=== Available records ===

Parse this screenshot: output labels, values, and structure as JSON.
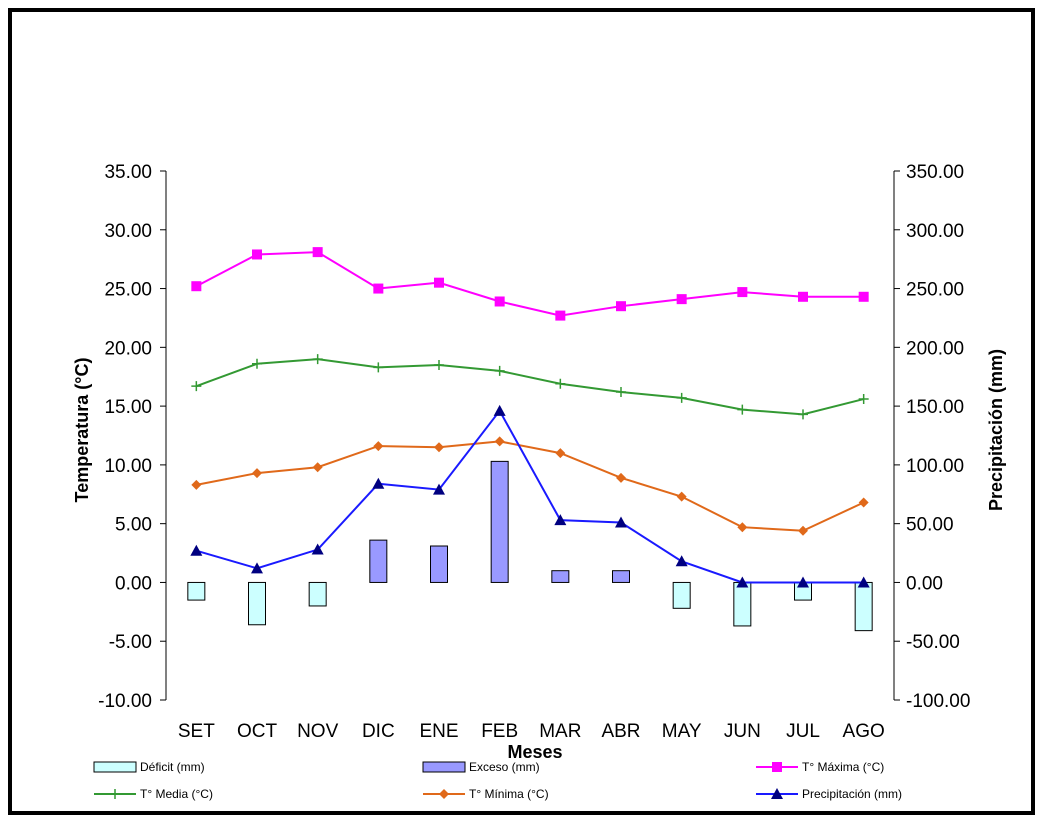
{
  "chart_data": {
    "type": "bar+line",
    "categories": [
      "SET",
      "OCT",
      "NOV",
      "DIC",
      "ENE",
      "FEB",
      "MAR",
      "ABR",
      "MAY",
      "JUN",
      "JUL",
      "AGO"
    ],
    "xlabel": "Meses",
    "ylabel_left": "Temperatura (°C)",
    "ylabel_right": "Precipitación (mm)",
    "ylim_left": [
      -10,
      35
    ],
    "ylim_right": [
      -100,
      350
    ],
    "yticks_left": [
      "35.00",
      "30.00",
      "25.00",
      "20.00",
      "15.00",
      "10.00",
      "5.00",
      "0.00",
      "-5.00",
      "-10.00"
    ],
    "yticks_right": [
      "350.00",
      "300.00",
      "250.00",
      "200.00",
      "150.00",
      "100.00",
      "50.00",
      "0.00",
      "-50.00",
      "-100.00"
    ],
    "grid": false,
    "legend_position": "bottom",
    "bar_series": [
      {
        "name": "Déficit (mm)",
        "axis": "right",
        "color": "#ccffff",
        "values": [
          -15,
          -36,
          -20,
          0,
          0,
          0,
          0,
          0,
          -22,
          -37,
          -15,
          -41
        ]
      },
      {
        "name": "Exceso (mm)",
        "axis": "right",
        "color": "#9999ff",
        "values": [
          0,
          0,
          0,
          36,
          31,
          103,
          10,
          10,
          0,
          0,
          0,
          0
        ]
      }
    ],
    "line_series": [
      {
        "name": "T° Máxima (°C)",
        "axis": "left",
        "color": "#ff00ff",
        "marker": "square",
        "values": [
          25.2,
          27.9,
          28.1,
          25.0,
          25.5,
          23.9,
          22.7,
          23.5,
          24.1,
          24.7,
          24.3,
          24.3
        ]
      },
      {
        "name": "T° Media (°C)",
        "axis": "left",
        "color": "#339933",
        "marker": "plus",
        "values": [
          16.7,
          18.6,
          19.0,
          18.3,
          18.5,
          18.0,
          16.9,
          16.2,
          15.7,
          14.7,
          14.3,
          15.6
        ]
      },
      {
        "name": "T° Mínima (°C)",
        "axis": "left",
        "color": "#e0691a",
        "marker": "diamond",
        "values": [
          8.3,
          9.3,
          9.8,
          11.6,
          11.5,
          12.0,
          11.0,
          8.9,
          7.3,
          4.7,
          4.4,
          6.8
        ]
      },
      {
        "name": "Precipitación (mm)",
        "axis": "right",
        "color": "#1a1aff",
        "marker": "triangle",
        "values": [
          27,
          12,
          28,
          84,
          79,
          146,
          53,
          51,
          18,
          0,
          0,
          0
        ]
      }
    ]
  }
}
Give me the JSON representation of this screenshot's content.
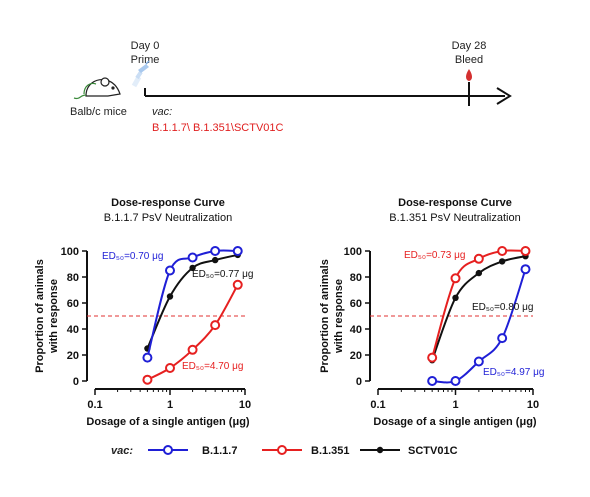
{
  "timeline": {
    "day0": "Day 0",
    "prime": "Prime",
    "day28": "Day 28",
    "bleed": "Bleed",
    "mice": "Balb/c mice",
    "vac_label": "vac:",
    "vac_values": "B.1.1.7\\ B.1.351\\SCTV01C"
  },
  "colors": {
    "blue": "#1f1fd6",
    "red": "#e62020",
    "black": "#111111",
    "threshold": "#e03030"
  },
  "legend": {
    "vac_label": "vac:",
    "items": [
      "B.1.1.7",
      "B.1.351",
      "SCTV01C"
    ]
  },
  "chart_data": [
    {
      "type": "line",
      "title": "Dose-response Curve",
      "subtitle": "B.1.1.7 PsV Neutralization",
      "xlabel": "Dosage of a single antigen (μg)",
      "ylabel_lines": [
        "Proportion of animals",
        "with response"
      ],
      "xscale": "log",
      "xlim": [
        0.1,
        10
      ],
      "ylim": [
        0,
        100
      ],
      "xticks": [
        0.1,
        1,
        10
      ],
      "xtick_labels": [
        "0.1",
        "1",
        "10"
      ],
      "yticks": [
        0,
        20,
        40,
        60,
        80,
        100
      ],
      "threshold": 50,
      "series": [
        {
          "name": "B.1.1.7",
          "color": "blue",
          "x": [
            0.5,
            1,
            2,
            4,
            8
          ],
          "y": [
            18,
            85,
            95,
            100,
            100
          ],
          "ed50_label": "ED₅₀=0.70 μg"
        },
        {
          "name": "B.1.351",
          "color": "red",
          "x": [
            0.5,
            1,
            2,
            4,
            8
          ],
          "y": [
            1,
            10,
            24,
            43,
            74
          ],
          "ed50_label": "ED₅₀=4.70 μg"
        },
        {
          "name": "SCTV01C",
          "color": "black",
          "x": [
            0.5,
            1,
            2,
            4,
            8
          ],
          "y": [
            25,
            65,
            87,
            93,
            97
          ],
          "ed50_label": "ED₅₀=0.77 μg"
        }
      ]
    },
    {
      "type": "line",
      "title": "Dose-response Curve",
      "subtitle": "B.1.351 PsV Neutralization",
      "xlabel": "Dosage of a single antigen (μg)",
      "ylabel_lines": [
        "Proportion of animals",
        "with response"
      ],
      "xscale": "log",
      "xlim": [
        0.1,
        10
      ],
      "ylim": [
        0,
        100
      ],
      "xticks": [
        0.1,
        1,
        10
      ],
      "xtick_labels": [
        "0.1",
        "1",
        "10"
      ],
      "yticks": [
        0,
        20,
        40,
        60,
        80,
        100
      ],
      "threshold": 50,
      "series": [
        {
          "name": "B.1.1.7",
          "color": "blue",
          "x": [
            0.5,
            1,
            2,
            4,
            8
          ],
          "y": [
            0,
            0,
            15,
            33,
            86
          ],
          "ed50_label": "ED₅₀=4.97 μg"
        },
        {
          "name": "B.1.351",
          "color": "red",
          "x": [
            0.5,
            1,
            2,
            4,
            8
          ],
          "y": [
            18,
            79,
            94,
            100,
            100
          ],
          "ed50_label": "ED₅₀=0.73 μg"
        },
        {
          "name": "SCTV01C",
          "color": "black",
          "x": [
            0.5,
            1,
            2,
            4,
            8
          ],
          "y": [
            16,
            64,
            83,
            92,
            96
          ],
          "ed50_label": "ED₅₀=0.80 μg"
        }
      ]
    }
  ]
}
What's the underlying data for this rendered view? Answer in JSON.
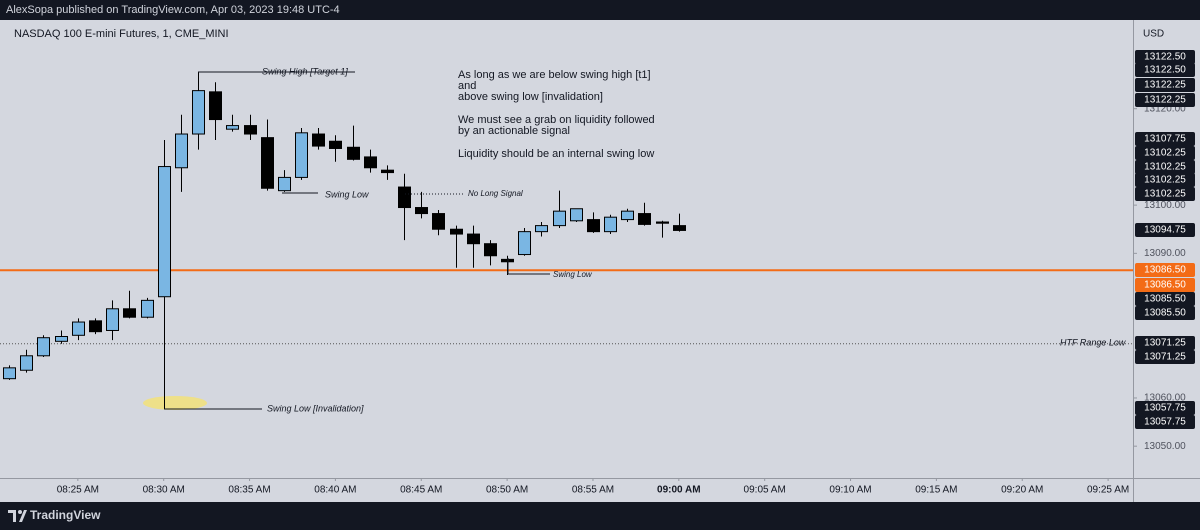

===

Print all the records again exactly; do not include any picture.

Parse this screenshot: output labels, values, and structure as JSON.
{
  "chart_data": {
    "type": "bar+line",
    "categories": [
      "SET",
      "OCT",
      "NOV",
      "DIC",
      "ENE",
      "FEB",
      "MAR",
      "ABR",
      "MAY",
      "JUN",
      "JUL",
      "AGO"
    ],
    "xlabel": "Meses",
    "ylabel_left": "Temperatura (°C)",
    "ylabel_right": "Precipitación (mm)",
    "ylim_left": [
      -10,
      35
    ],
    "ylim_right": [
      -100,
      350
    ],
    "yticks_left": [
      "35.00",
      "30.00",
      "25.00",
      "20.00",
      "15.00",
      "10.00",
      "5.00",
      "0.00",
      "-5.00",
      "-10.00"
    ],
    "yticks_right": [
      "350.00",
      "300.00",
      "250.00",
      "200.00",
      "150.00",
      "100.00",
      "50.00",
      "0.00",
      "-50.00",
      "-100.00"
    ],
    "grid": false,
    "legend_position": "bottom",
    "bar_series": [
      {
        "name": "Déficit (mm)",
        "axis": "right",
        "color": "#ccffff",
        "values": [
          -15,
          -36,
          -20,
          0,
          0,
          0,
          0,
          0,
          -22,
          -37,
          -15,
          -41
        ]
      },
      {
        "name": "Exceso (mm)",
        "axis": "right",
        "color": "#9999ff",
        "values": [
          0,
          0,
          0,
          36,
          31,
          103,
          10,
          10,
          0,
          0,
          0,
          0
        ]
      }
    ],
    "line_series": [
      {
        "name": "T° Máxima (°C)",
        "axis": "left",
        "color": "#ff00ff",
        "marker": "square",
        "values": [
          25.2,
          27.9,
          28.1,
          25.0,
          25.5,
          23.9,
          22.7,
          23.5,
          24.1,
          24.7,
          24.3,
          24.3
        ]
      },
      {
        "name": "T° Media (°C)",
        "axis": "left",
        "color": "#339933",
        "marker": "plus",
        "values": [
          16.7,
          18.6,
          19.0,
          18.3,
          18.5,
          18.0,
          16.9,
          16.2,
          15.7,
          14.7,
          14.3,
          15.6
        ]
      },
      {
        "name": "T° Mínima (°C)",
        "axis": "left",
        "color": "#e0691a",
        "marker": "diamond",
        "values": [
          8.3,
          9.3,
          9.8,
          11.6,
          11.5,
          12.0,
          11.0,
          8.9,
          7.3,
          4.7,
          4.4,
          6.8
        ]
      },
      {
        "name": "Precipitación (mm)",
        "axis": "right",
        "color": "#1a1aff",
        "marker": "triangle",
        "values": [
          27,
          12,
          28,
          84,
          79,
          146,
          53,
          51,
          18,
          0,
          0,
          0
        ]
      }
    ]
  }
}
Give me the JSON representation of this screenshot's content.
{
  "timeline": {
    "day0": "Day 0",
    "prime": "Prime",
    "day28": "Day 28",
    "bleed": "Bleed",
    "mice": "Balb/c mice",
    "vac_label": "vac:",
    "vac_values": "B.1.1.7\\ B.1.351\\SCTV01C"
  },
  "colors": {
    "blue": "#1f1fd6",
    "red": "#e62020",
    "black": "#111111",
    "threshold": "#e03030"
  },
  "legend": {
    "vac_label": "vac:",
    "items": [
      "B.1.1.7",
      "B.1.351",
      "SCTV01C"
    ]
  },
  "chart_data": [
    {
      "type": "line",
      "title": "Dose-response Curve",
      "subtitle": "B.1.1.7 PsV Neutralization",
      "xlabel": "Dosage of a single antigen (μg)",
      "ylabel_lines": [
        "Proportion of animals",
        "with response"
      ],
      "xscale": "log",
      "xlim": [
        0.1,
        10
      ],
      "ylim": [
        0,
        100
      ],
      "xticks": [
        0.1,
        1,
        10
      ],
      "xtick_labels": [
        "0.1",
        "1",
        "10"
      ],
      "yticks": [
        0,
        20,
        40,
        60,
        80,
        100
      ],
      "threshold": 50,
      "series": [
        {
          "name": "B.1.1.7",
          "color": "blue",
          "x": [
            0.5,
            1,
            2,
            4,
            8
          ],
          "y": [
            18,
            85,
            95,
            100,
            100
          ],
          "ed50_label": "ED₅₀=0.70 μg"
        },
        {
          "name": "B.1.351",
          "color": "red",
          "x": [
            0.5,
            1,
            2,
            4,
            8
          ],
          "y": [
            1,
            10,
            24,
            43,
            74
          ],
          "ed50_label": "ED₅₀=4.70 μg"
        },
        {
          "name": "SCTV01C",
          "color": "black",
          "x": [
            0.5,
            1,
            2,
            4,
            8
          ],
          "y": [
            25,
            65,
            87,
            93,
            97
          ],
          "ed50_label": "ED₅₀=0.77 μg"
        }
      ]
    },
    {
      "type": "line",
      "title": "Dose-response Curve",
      "subtitle": "B.1.351 PsV Neutralization",
      "xlabel": "Dosage of a single antigen (μg)",
      "ylabel_lines": [
        "Proportion of animals",
        "with response"
      ],
      "xscale": "log",
      "xlim": [
        0.1,
        10
      ],
      "ylim": [
        0,
        100
      ],
      "xticks": [
        0.1,
        1,
        10
      ],
      "xtick_labels": [
        "0.1",
        "1",
        "10"
      ],
      "yticks": [
        0,
        20,
        40,
        60,
        80,
        100
      ],
      "threshold": 50,
      "series": [
        {
          "name": "B.1.1.7",
          "color": "blue",
          "x": [
            0.5,
            1,
            2,
            4,
            8
          ],
          "y": [
            0,
            0,
            15,
            33,
            86
          ],
          "ed50_label": "ED₅₀=4.97 μg"
        },
        {
          "name": "B.1.351",
          "color": "red",
          "x": [
            0.5,
            1,
            2,
            4,
            8
          ],
          "y": [
            18,
            79,
            94,
            100,
            100
          ],
          "ed50_label": "ED₅₀=0.73 μg"
        },
        {
          "name": "SCTV01C",
          "color": "black",
          "x": [
            0.5,
            1,
            2,
            4,
            8
          ],
          "y": [
            16,
            64,
            83,
            92,
            96
          ],
          "ed50_label": "ED₅₀=0.80 μg"
        }
      ]
    }
  ]
}
What's the underlying data for this rendered view? Answer in JSON.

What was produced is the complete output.